### WORK REQUIRED
Copy out all of the data below with no alterations.

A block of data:
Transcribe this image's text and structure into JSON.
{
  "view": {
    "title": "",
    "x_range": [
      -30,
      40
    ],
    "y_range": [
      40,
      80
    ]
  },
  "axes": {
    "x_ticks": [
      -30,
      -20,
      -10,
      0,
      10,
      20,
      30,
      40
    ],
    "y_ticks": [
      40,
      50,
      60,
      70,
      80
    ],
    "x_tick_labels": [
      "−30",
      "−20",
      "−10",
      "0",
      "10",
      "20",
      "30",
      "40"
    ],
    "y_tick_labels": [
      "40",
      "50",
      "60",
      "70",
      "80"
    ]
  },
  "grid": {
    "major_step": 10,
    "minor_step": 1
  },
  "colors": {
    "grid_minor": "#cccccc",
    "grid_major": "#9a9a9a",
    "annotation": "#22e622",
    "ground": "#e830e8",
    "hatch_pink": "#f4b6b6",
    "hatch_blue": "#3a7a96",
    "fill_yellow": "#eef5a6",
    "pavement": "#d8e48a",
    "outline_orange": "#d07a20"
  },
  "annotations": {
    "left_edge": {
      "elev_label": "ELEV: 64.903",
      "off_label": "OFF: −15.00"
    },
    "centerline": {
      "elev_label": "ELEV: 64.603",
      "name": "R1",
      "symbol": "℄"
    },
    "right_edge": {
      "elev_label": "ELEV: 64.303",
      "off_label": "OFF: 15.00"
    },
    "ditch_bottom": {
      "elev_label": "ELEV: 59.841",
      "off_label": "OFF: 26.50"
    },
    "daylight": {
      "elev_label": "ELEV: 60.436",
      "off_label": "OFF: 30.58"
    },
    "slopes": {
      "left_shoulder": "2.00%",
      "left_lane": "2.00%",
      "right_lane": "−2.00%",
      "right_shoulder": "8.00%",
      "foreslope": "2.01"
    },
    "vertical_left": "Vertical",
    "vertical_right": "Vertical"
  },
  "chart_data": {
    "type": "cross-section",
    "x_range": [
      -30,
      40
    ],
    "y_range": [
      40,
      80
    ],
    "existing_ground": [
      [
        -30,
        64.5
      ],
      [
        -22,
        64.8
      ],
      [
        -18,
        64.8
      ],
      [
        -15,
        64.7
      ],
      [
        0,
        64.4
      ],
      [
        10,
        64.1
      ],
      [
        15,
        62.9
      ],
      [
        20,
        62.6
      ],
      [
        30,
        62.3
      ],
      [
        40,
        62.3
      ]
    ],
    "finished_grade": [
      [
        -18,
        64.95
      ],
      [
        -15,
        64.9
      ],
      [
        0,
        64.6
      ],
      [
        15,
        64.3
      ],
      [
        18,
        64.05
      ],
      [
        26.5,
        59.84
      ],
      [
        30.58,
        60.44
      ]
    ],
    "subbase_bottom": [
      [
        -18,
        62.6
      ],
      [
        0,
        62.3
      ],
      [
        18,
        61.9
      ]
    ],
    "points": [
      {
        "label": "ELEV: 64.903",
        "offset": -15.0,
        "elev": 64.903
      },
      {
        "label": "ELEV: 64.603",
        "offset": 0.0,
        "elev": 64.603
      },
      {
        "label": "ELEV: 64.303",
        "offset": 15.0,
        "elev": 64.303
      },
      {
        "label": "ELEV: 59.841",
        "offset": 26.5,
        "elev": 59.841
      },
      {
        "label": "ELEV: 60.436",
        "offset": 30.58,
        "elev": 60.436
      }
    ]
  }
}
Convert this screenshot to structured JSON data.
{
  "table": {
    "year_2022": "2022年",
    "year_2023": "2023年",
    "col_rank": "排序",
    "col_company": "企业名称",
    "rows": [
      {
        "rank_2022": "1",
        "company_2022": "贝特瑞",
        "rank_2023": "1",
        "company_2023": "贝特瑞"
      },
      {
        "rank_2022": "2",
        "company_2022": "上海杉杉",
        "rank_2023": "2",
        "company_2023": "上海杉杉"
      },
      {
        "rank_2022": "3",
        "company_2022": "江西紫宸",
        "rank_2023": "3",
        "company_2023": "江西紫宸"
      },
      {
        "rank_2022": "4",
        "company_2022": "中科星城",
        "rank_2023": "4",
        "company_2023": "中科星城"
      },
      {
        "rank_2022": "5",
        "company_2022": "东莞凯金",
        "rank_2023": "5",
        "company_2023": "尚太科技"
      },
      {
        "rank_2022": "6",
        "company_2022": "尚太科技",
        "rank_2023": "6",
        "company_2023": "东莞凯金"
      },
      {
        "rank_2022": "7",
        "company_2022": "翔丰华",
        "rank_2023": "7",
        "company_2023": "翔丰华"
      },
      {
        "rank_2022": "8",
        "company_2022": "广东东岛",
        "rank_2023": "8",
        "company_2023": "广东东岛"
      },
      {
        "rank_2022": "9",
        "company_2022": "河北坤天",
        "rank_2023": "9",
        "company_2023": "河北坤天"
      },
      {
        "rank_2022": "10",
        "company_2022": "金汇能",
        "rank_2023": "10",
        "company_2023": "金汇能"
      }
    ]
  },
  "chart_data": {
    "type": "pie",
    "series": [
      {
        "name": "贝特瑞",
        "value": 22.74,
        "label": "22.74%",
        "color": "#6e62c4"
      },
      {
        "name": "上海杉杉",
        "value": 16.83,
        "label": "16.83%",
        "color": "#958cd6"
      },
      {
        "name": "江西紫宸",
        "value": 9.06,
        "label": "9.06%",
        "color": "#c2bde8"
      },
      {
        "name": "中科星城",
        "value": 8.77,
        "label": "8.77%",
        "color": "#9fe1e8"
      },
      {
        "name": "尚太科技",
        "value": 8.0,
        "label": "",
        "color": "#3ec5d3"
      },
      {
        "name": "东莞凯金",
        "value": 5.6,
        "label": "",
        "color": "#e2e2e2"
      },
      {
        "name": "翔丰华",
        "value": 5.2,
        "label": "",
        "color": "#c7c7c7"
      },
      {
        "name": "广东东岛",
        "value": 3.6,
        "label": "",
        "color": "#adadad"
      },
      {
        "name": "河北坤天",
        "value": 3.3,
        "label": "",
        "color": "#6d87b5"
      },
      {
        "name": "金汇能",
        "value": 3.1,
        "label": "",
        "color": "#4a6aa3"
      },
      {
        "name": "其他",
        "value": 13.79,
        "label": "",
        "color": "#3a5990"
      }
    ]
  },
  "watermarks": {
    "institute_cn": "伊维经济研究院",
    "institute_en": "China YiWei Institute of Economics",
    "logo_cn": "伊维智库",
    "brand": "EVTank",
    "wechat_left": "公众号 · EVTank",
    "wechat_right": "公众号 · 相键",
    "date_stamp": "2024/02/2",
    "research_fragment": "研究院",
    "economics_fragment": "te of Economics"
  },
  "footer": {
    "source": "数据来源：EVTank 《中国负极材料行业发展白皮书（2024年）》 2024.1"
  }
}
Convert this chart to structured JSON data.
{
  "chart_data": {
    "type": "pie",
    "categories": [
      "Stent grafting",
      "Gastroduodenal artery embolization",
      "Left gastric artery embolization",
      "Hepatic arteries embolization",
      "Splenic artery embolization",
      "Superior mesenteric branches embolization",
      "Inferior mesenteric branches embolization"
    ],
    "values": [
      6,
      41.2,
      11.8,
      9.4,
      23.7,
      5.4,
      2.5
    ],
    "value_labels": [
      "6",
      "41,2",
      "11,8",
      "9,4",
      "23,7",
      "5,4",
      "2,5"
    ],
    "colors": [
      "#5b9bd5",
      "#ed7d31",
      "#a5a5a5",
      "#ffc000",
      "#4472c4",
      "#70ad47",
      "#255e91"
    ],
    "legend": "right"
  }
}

### FINAL ANSWER
Transcribe this image's text and structure into JSON.
{
  "view": {
    "title": "",
    "x_range": [
      -30,
      40
    ],
    "y_range": [
      40,
      80
    ]
  },
  "axes": {
    "x_ticks": [
      -30,
      -20,
      -10,
      0,
      10,
      20,
      30,
      40
    ],
    "y_ticks": [
      40,
      50,
      60,
      70,
      80
    ],
    "x_tick_labels": [
      "−30",
      "−20",
      "−10",
      "0",
      "10",
      "20",
      "30",
      "40"
    ],
    "y_tick_labels": [
      "40",
      "50",
      "60",
      "70",
      "80"
    ]
  },
  "grid": {
    "major_step": 10,
    "minor_step": 1
  },
  "colors": {
    "grid_minor": "#cccccc",
    "grid_major": "#9a9a9a",
    "annotation": "#22e622",
    "ground": "#e830e8",
    "hatch_pink": "#f4b6b6",
    "hatch_blue": "#3a7a96",
    "fill_yellow": "#eef5a6",
    "pavement": "#d8e48a",
    "outline_orange": "#d07a20"
  },
  "annotations": {
    "left_edge": {
      "elev_label": "ELEV: 64.903",
      "off_label": "OFF: −15.00"
    },
    "centerline": {
      "elev_label": "ELEV: 64.603",
      "name": "R1",
      "symbol": "℄"
    },
    "right_edge": {
      "elev_label": "ELEV: 64.303",
      "off_label": "OFF: 15.00"
    },
    "ditch_bottom": {
      "elev_label": "ELEV: 59.841",
      "off_label": "OFF: 26.50"
    },
    "daylight": {
      "elev_label": "ELEV: 60.436",
      "off_label": "OFF: 30.58"
    },
    "slopes": {
      "left_shoulder": "2.00%",
      "left_lane": "2.00%",
      "right_lane": "−2.00%",
      "right_shoulder": "8.00%",
      "foreslope": "2.01"
    },
    "vertical_left": "Vertical",
    "vertical_right": "Vertical"
  },
  "chart_data": {
    "type": "cross-section",
    "x_range": [
      -30,
      40
    ],
    "y_range": [
      40,
      80
    ],
    "existing_ground": [
      [
        -30,
        64.5
      ],
      [
        -22,
        64.8
      ],
      [
        -18,
        64.8
      ],
      [
        -15,
        64.7
      ],
      [
        0,
        64.4
      ],
      [
        10,
        64.1
      ],
      [
        15,
        62.9
      ],
      [
        20,
        62.6
      ],
      [
        30,
        62.3
      ],
      [
        40,
        62.3
      ]
    ],
    "finished_grade": [
      [
        -18,
        64.95
      ],
      [
        -15,
        64.9
      ],
      [
        0,
        64.6
      ],
      [
        15,
        64.3
      ],
      [
        18,
        64.05
      ],
      [
        26.5,
        59.84
      ],
      [
        30.58,
        60.44
      ]
    ],
    "subbase_bottom": [
      [
        -18,
        62.6
      ],
      [
        0,
        62.3
      ],
      [
        18,
        61.9
      ]
    ],
    "points": [
      {
        "label": "ELEV: 64.903",
        "offset": -15.0,
        "elev": 64.903
      },
      {
        "label": "ELEV: 64.603",
        "offset": 0.0,
        "elev": 64.603
      },
      {
        "label": "ELEV: 64.303",
        "offset": 15.0,
        "elev": 64.303
      },
      {
        "label": "ELEV: 59.841",
        "offset": 26.5,
        "elev": 59.841
      },
      {
        "label": "ELEV: 60.436",
        "offset": 30.58,
        "elev": 60.436
      }
    ]
  }
}
Convert this screenshot to structured JSON data.
{
  "table": {
    "year_2022": "2022年",
    "year_2023": "2023年",
    "col_rank": "排序",
    "col_company": "企业名称",
    "rows": [
      {
        "rank_2022": "1",
        "company_2022": "贝特瑞",
        "rank_2023": "1",
        "company_2023": "贝特瑞"
      },
      {
        "rank_2022": "2",
        "company_2022": "上海杉杉",
        "rank_2023": "2",
        "company_2023": "上海杉杉"
      },
      {
        "rank_2022": "3",
        "company_2022": "江西紫宸",
        "rank_2023": "3",
        "company_2023": "江西紫宸"
      },
      {
        "rank_2022": "4",
        "company_2022": "中科星城",
        "rank_2023": "4",
        "company_2023": "中科星城"
      },
      {
        "rank_2022": "5",
        "company_2022": "东莞凯金",
        "rank_2023": "5",
        "company_2023": "尚太科技"
      },
      {
        "rank_2022": "6",
        "company_2022": "尚太科技",
        "rank_2023": "6",
        "company_2023": "东莞凯金"
      },
      {
        "rank_2022": "7",
        "company_2022": "翔丰华",
        "rank_2023": "7",
        "company_2023": "翔丰华"
      },
      {
        "rank_2022": "8",
        "company_2022": "广东东岛",
        "rank_2023": "8",
        "company_2023": "广东东岛"
      },
      {
        "rank_2022": "9",
        "company_2022": "河北坤天",
        "rank_2023": "9",
        "company_2023": "河北坤天"
      },
      {
        "rank_2022": "10",
        "company_2022": "金汇能",
        "rank_2023": "10",
        "company_2023": "金汇能"
      }
    ]
  },
  "chart_data": {
    "type": "pie",
    "series": [
      {
        "name": "贝特瑞",
        "value": 22.74,
        "label": "22.74%",
        "color": "#6e62c4"
      },
      {
        "name": "上海杉杉",
        "value": 16.83,
        "label": "16.83%",
        "color": "#958cd6"
      },
      {
        "name": "江西紫宸",
        "value": 9.06,
        "label": "9.06%",
        "color": "#c2bde8"
      },
      {
        "name": "中科星城",
        "value": 8.77,
        "label": "8.77%",
        "color": "#9fe1e8"
      },
      {
        "name": "尚太科技",
        "value": 8.0,
        "label": "",
        "color": "#3ec5d3"
      },
      {
        "name": "东莞凯金",
        "value": 5.6,
        "label": "",
        "color": "#e2e2e2"
      },
      {
        "name": "翔丰华",
        "value": 5.2,
        "label": "",
        "color": "#c7c7c7"
      },
      {
        "name": "广东东岛",
        "value": 3.6,
        "label": "",
        "color": "#adadad"
      },
      {
        "name": "河北坤天",
        "value": 3.3,
        "label": "",
        "color": "#6d87b5"
      },
      {
        "name": "金汇能",
        "value": 3.1,
        "label": "",
        "color": "#4a6aa3"
      },
      {
        "name": "其他",
        "value": 13.79,
        "label": "",
        "color": "#3a5990"
      }
    ]
  },
  "watermarks": {
    "institute_cn": "伊维经济研究院",
    "institute_en": "China YiWei Institute of Economics",
    "logo_cn": "伊维智库",
    "brand": "EVTank",
    "wechat_left": "公众号 · EVTank",
    "wechat_right": "公众号 · 相键",
    "date_stamp": "2024/02/2",
    "research_fragment": "研究院",
    "economics_fragment": "te of Economics"
  },
  "footer": {
    "source": "数据来源：EVTank 《中国负极材料行业发展白皮书（2024年）》 2024.1"
  }
}
Convert this chart to structured JSON data.
{
  "chart_data": {
    "type": "pie",
    "categories": [
      "Stent grafting",
      "Gastroduodenal artery embolization",
      "Left gastric artery embolization",
      "Hepatic arteries embolization",
      "Splenic artery embolization",
      "Superior mesenteric branches embolization",
      "Inferior mesenteric branches embolization"
    ],
    "values": [
      6,
      41.2,
      11.8,
      9.4,
      23.7,
      5.4,
      2.5
    ],
    "value_labels": [
      "6",
      "41,2",
      "11,8",
      "9,4",
      "23,7",
      "5,4",
      "2,5"
    ],
    "colors": [
      "#5b9bd5",
      "#ed7d31",
      "#a5a5a5",
      "#ffc000",
      "#4472c4",
      "#70ad47",
      "#255e91"
    ],
    "legend": "right"
  }
}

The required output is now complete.